# Available data:
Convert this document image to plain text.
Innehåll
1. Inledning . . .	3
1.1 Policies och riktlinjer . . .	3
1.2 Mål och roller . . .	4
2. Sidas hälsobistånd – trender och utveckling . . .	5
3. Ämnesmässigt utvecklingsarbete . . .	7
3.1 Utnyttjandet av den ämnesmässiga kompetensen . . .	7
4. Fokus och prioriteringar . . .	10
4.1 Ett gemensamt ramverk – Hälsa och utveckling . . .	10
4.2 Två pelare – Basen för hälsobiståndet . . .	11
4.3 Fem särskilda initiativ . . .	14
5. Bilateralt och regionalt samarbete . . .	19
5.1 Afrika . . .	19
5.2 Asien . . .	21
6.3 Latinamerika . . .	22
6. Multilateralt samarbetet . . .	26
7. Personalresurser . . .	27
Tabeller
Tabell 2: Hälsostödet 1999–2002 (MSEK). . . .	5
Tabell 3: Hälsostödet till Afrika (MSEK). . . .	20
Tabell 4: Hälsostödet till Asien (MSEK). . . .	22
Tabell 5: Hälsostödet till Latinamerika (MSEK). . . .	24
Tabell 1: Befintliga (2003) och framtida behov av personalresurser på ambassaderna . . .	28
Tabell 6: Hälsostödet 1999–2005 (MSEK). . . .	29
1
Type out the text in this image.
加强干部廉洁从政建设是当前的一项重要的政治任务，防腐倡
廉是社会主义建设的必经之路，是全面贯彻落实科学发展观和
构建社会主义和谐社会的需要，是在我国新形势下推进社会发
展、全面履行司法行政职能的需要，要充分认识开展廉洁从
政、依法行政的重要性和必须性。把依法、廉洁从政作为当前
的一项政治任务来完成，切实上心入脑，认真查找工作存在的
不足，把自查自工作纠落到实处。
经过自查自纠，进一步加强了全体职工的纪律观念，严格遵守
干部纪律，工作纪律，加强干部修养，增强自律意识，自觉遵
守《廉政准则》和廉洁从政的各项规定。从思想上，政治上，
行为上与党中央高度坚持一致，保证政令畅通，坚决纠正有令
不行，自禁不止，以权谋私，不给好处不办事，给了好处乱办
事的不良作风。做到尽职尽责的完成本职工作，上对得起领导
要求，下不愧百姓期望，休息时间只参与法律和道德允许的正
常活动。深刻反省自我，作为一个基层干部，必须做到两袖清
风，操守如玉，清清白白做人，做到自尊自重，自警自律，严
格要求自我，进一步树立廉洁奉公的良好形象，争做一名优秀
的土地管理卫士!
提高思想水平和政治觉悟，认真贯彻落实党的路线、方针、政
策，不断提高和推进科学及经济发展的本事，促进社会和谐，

# Task goal:
Please restate the records in full, word for word.

# Solution:
Convert this document image to plain text.
Innehåll
1. Inledning . . .	3
1.1 Policies och riktlinjer . . .	3
1.2 Mål och roller . . .	4
2. Sidas hälsobistånd – trender och utveckling . . .	5
3. Ämnesmässigt utvecklingsarbete . . .	7
3.1 Utnyttjandet av den ämnesmässiga kompetensen . . .	7
4. Fokus och prioriteringar . . .	10
4.1 Ett gemensamt ramverk – Hälsa och utveckling . . .	10
4.2 Två pelare – Basen för hälsobiståndet . . .	11
4.3 Fem särskilda initiativ . . .	14
5. Bilateralt och regionalt samarbete . . .	19
5.1 Afrika . . .	19
5.2 Asien . . .	21
6.3 Latinamerika . . .	22
6. Multilateralt samarbetet . . .	26
7. Personalresurser . . .	27
Tabeller
Tabell 2: Hälsostödet 1999–2002 (MSEK). . . .	5
Tabell 3: Hälsostödet till Afrika (MSEK). . . .	20
Tabell 4: Hälsostödet till Asien (MSEK). . . .	22
Tabell 5: Hälsostödet till Latinamerika (MSEK). . . .	24
Tabell 1: Befintliga (2003) och framtida behov av personalresurser på ambassaderna . . .	28
Tabell 6: Hälsostödet 1999–2005 (MSEK). . . .	29
1
Type out the text in this image.
加强干部廉洁从政建设是当前的一项重要的政治任务，防腐倡
廉是社会主义建设的必经之路，是全面贯彻落实科学发展观和
构建社会主义和谐社会的需要，是在我国新形势下推进社会发
展、全面履行司法行政职能的需要，要充分认识开展廉洁从
政、依法行政的重要性和必须性。把依法、廉洁从政作为当前
的一项政治任务来完成，切实上心入脑，认真查找工作存在的
不足，把自查自工作纠落到实处。
经过自查自纠，进一步加强了全体职工的纪律观念，严格遵守
干部纪律，工作纪律，加强干部修养，增强自律意识，自觉遵
守《廉政准则》和廉洁从政的各项规定。从思想上，政治上，
行为上与党中央高度坚持一致，保证政令畅通，坚决纠正有令
不行，自禁不止，以权谋私，不给好处不办事，给了好处乱办
事的不良作风。做到尽职尽责的完成本职工作，上对得起领导
要求，下不愧百姓期望，休息时间只参与法律和道德允许的正
常活动。深刻反省自我，作为一个基层干部，必须做到两袖清
风，操守如玉，清清白白做人，做到自尊自重，自警自律，严
格要求自我，进一步树立廉洁奉公的良好形象，争做一名优秀
的土地管理卫士!
提高思想水平和政治觉悟，认真贯彻落实党的路线、方针、政
策，不断提高和推进科学及经济发展的本事，促进社会和谐，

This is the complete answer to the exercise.